# Short exercise
Repeat exactly each line of the data provided below.

— START OF Records for the task —

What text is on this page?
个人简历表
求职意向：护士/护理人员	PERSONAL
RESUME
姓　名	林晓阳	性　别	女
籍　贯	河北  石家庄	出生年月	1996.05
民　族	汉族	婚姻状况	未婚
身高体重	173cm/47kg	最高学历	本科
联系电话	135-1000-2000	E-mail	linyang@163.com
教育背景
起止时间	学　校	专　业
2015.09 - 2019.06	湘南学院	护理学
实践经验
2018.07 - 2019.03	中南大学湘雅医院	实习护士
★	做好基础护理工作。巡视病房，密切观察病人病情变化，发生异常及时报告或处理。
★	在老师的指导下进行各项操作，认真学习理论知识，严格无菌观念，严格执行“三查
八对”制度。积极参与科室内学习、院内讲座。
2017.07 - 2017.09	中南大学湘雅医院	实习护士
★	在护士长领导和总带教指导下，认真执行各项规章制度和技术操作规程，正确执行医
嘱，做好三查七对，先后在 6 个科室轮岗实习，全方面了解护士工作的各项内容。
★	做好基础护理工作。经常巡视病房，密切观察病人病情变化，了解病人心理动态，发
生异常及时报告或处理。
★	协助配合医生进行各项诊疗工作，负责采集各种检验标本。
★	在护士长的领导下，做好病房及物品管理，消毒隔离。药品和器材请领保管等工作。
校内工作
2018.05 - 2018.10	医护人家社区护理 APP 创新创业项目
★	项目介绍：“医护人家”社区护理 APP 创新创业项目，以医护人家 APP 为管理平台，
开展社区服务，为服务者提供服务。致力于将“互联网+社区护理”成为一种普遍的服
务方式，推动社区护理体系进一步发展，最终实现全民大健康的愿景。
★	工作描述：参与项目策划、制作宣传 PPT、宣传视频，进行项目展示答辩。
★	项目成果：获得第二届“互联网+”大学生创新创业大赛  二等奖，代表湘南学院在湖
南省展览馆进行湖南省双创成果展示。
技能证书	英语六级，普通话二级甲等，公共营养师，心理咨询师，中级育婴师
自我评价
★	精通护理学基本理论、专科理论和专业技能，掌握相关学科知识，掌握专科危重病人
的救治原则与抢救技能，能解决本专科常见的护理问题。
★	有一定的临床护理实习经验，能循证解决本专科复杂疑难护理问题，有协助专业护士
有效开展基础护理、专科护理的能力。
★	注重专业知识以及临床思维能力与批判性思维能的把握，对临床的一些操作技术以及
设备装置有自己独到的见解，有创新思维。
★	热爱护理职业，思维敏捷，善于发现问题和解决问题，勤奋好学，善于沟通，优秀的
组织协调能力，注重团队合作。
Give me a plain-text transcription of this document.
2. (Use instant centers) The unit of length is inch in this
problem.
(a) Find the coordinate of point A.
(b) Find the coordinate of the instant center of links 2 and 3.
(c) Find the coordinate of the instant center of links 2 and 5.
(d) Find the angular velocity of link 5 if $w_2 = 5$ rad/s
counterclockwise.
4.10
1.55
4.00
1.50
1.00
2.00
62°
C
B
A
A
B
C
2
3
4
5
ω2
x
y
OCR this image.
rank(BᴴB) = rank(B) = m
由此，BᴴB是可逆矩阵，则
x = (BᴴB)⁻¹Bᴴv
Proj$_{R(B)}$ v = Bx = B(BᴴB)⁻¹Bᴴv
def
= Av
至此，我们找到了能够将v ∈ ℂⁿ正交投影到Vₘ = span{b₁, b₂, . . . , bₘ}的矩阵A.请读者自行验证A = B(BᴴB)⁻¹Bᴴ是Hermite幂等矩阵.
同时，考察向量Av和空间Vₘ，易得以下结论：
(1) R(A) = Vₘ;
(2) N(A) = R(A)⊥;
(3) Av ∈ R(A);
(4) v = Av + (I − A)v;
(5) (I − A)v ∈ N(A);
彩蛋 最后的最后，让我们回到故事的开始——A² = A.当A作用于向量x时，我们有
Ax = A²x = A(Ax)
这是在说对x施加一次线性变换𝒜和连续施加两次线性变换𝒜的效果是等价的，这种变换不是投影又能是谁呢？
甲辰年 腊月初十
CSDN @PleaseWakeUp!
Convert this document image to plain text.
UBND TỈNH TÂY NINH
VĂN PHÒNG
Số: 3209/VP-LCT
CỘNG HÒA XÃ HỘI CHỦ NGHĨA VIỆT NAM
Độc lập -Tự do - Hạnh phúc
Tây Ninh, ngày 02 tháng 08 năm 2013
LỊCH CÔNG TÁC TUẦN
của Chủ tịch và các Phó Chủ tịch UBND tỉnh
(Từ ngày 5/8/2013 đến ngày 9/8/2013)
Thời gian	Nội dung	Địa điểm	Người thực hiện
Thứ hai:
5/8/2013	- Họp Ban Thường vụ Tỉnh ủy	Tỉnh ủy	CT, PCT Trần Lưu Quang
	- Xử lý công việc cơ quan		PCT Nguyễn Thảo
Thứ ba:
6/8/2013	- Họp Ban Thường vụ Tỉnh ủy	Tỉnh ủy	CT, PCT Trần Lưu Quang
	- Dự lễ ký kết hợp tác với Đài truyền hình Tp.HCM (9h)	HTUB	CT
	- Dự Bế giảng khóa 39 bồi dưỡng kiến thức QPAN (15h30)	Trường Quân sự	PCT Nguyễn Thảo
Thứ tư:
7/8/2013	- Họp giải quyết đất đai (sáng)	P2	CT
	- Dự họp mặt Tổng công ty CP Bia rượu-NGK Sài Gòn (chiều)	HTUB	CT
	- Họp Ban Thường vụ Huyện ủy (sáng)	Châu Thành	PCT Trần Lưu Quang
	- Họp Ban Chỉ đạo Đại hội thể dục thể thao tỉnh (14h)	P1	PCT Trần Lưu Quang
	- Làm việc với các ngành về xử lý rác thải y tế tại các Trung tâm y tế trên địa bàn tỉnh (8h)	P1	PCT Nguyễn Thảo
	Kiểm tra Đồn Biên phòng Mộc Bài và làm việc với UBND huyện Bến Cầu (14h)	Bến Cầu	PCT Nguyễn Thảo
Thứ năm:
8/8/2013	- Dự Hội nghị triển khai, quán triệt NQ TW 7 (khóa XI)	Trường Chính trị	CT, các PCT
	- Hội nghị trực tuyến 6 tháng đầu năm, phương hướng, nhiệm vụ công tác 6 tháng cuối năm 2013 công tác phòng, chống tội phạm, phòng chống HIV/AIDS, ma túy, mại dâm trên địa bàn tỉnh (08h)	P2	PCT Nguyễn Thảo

— END OF Records for the task —

# Exercise result
What text is on this page?
个人简历表
求职意向：护士/护理人员	PERSONAL
RESUME
姓　名	林晓阳	性　别	女
籍　贯	河北  石家庄	出生年月	1996.05
民　族	汉族	婚姻状况	未婚
身高体重	173cm/47kg	最高学历	本科
联系电话	135-1000-2000	E-mail	linyang@163.com
教育背景
起止时间	学　校	专　业
2015.09 - 2019.06	湘南学院	护理学
实践经验
2018.07 - 2019.03	中南大学湘雅医院	实习护士
★	做好基础护理工作。巡视病房，密切观察病人病情变化，发生异常及时报告或处理。
★	在老师的指导下进行各项操作，认真学习理论知识，严格无菌观念，严格执行“三查
八对”制度。积极参与科室内学习、院内讲座。
2017.07 - 2017.09	中南大学湘雅医院	实习护士
★	在护士长领导和总带教指导下，认真执行各项规章制度和技术操作规程，正确执行医
嘱，做好三查七对，先后在 6 个科室轮岗实习，全方面了解护士工作的各项内容。
★	做好基础护理工作。经常巡视病房，密切观察病人病情变化，了解病人心理动态，发
生异常及时报告或处理。
★	协助配合医生进行各项诊疗工作，负责采集各种检验标本。
★	在护士长的领导下，做好病房及物品管理，消毒隔离。药品和器材请领保管等工作。
校内工作
2018.05 - 2018.10	医护人家社区护理 APP 创新创业项目
★	项目介绍：“医护人家”社区护理 APP 创新创业项目，以医护人家 APP 为管理平台，
开展社区服务，为服务者提供服务。致力于将“互联网+社区护理”成为一种普遍的服
务方式，推动社区护理体系进一步发展，最终实现全民大健康的愿景。
★	工作描述：参与项目策划、制作宣传 PPT、宣传视频，进行项目展示答辩。
★	项目成果：获得第二届“互联网+”大学生创新创业大赛  二等奖，代表湘南学院在湖
南省展览馆进行湖南省双创成果展示。
技能证书	英语六级，普通话二级甲等，公共营养师，心理咨询师，中级育婴师
自我评价
★	精通护理学基本理论、专科理论和专业技能，掌握相关学科知识，掌握专科危重病人
的救治原则与抢救技能，能解决本专科常见的护理问题。
★	有一定的临床护理实习经验，能循证解决本专科复杂疑难护理问题，有协助专业护士
有效开展基础护理、专科护理的能力。
★	注重专业知识以及临床思维能力与批判性思维能的把握，对临床的一些操作技术以及
设备装置有自己独到的见解，有创新思维。
★	热爱护理职业，思维敏捷，善于发现问题和解决问题，勤奋好学，善于沟通，优秀的
组织协调能力，注重团队合作。
Give me a plain-text transcription of this document.
2. (Use instant centers) The unit of length is inch in this
problem.
(a) Find the coordinate of point A.
(b) Find the coordinate of the instant center of links 2 and 3.
(c) Find the coordinate of the instant center of links 2 and 5.
(d) Find the angular velocity of link 5 if $w_2 = 5$ rad/s
counterclockwise.
4.10
1.55
4.00
1.50
1.00
2.00
62°
C
B
A
A
B
C
2
3
4
5
ω2
x
y
OCR this image.
rank(BᴴB) = rank(B) = m
由此，BᴴB是可逆矩阵，则
x = (BᴴB)⁻¹Bᴴv
Proj$_{R(B)}$ v = Bx = B(BᴴB)⁻¹Bᴴv
def
= Av
至此，我们找到了能够将v ∈ ℂⁿ正交投影到Vₘ = span{b₁, b₂, . . . , bₘ}的矩阵A.请读者自行验证A = B(BᴴB)⁻¹Bᴴ是Hermite幂等矩阵.
同时，考察向量Av和空间Vₘ，易得以下结论：
(1) R(A) = Vₘ;
(2) N(A) = R(A)⊥;
(3) Av ∈ R(A);
(4) v = Av + (I − A)v;
(5) (I − A)v ∈ N(A);
彩蛋 最后的最后，让我们回到故事的开始——A² = A.当A作用于向量x时，我们有
Ax = A²x = A(Ax)
这是在说对x施加一次线性变换𝒜和连续施加两次线性变换𝒜的效果是等价的，这种变换不是投影又能是谁呢？
甲辰年 腊月初十
CSDN @PleaseWakeUp!
Convert this document image to plain text.
UBND TỈNH TÂY NINH
VĂN PHÒNG
Số: 3209/VP-LCT
CỘNG HÒA XÃ HỘI CHỦ NGHĨA VIỆT NAM
Độc lập -Tự do - Hạnh phúc
Tây Ninh, ngày 02 tháng 08 năm 2013
LỊCH CÔNG TÁC TUẦN
của Chủ tịch và các Phó Chủ tịch UBND tỉnh
(Từ ngày 5/8/2013 đến ngày 9/8/2013)
Thời gian	Nội dung	Địa điểm	Người thực hiện
Thứ hai:
5/8/2013	- Họp Ban Thường vụ Tỉnh ủy	Tỉnh ủy	CT, PCT Trần Lưu Quang
	- Xử lý công việc cơ quan		PCT Nguyễn Thảo
Thứ ba:
6/8/2013	- Họp Ban Thường vụ Tỉnh ủy	Tỉnh ủy	CT, PCT Trần Lưu Quang
	- Dự lễ ký kết hợp tác với Đài truyền hình Tp.HCM (9h)	HTUB	CT
	- Dự Bế giảng khóa 39 bồi dưỡng kiến thức QPAN (15h30)	Trường Quân sự	PCT Nguyễn Thảo
Thứ tư:
7/8/2013	- Họp giải quyết đất đai (sáng)	P2	CT
	- Dự họp mặt Tổng công ty CP Bia rượu-NGK Sài Gòn (chiều)	HTUB	CT
	- Họp Ban Thường vụ Huyện ủy (sáng)	Châu Thành	PCT Trần Lưu Quang
	- Họp Ban Chỉ đạo Đại hội thể dục thể thao tỉnh (14h)	P1	PCT Trần Lưu Quang
	- Làm việc với các ngành về xử lý rác thải y tế tại các Trung tâm y tế trên địa bàn tỉnh (8h)	P1	PCT Nguyễn Thảo
	Kiểm tra Đồn Biên phòng Mộc Bài và làm việc với UBND huyện Bến Cầu (14h)	Bến Cầu	PCT Nguyễn Thảo
Thứ năm:
8/8/2013	- Dự Hội nghị triển khai, quán triệt NQ TW 7 (khóa XI)	Trường Chính trị	CT, các PCT
	- Hội nghị trực tuyến 6 tháng đầu năm, phương hướng, nhiệm vụ công tác 6 tháng cuối năm 2013 công tác phòng, chống tội phạm, phòng chống HIV/AIDS, ma túy, mại dâm trên địa bàn tỉnh (08h)	P2	PCT Nguyễn Thảo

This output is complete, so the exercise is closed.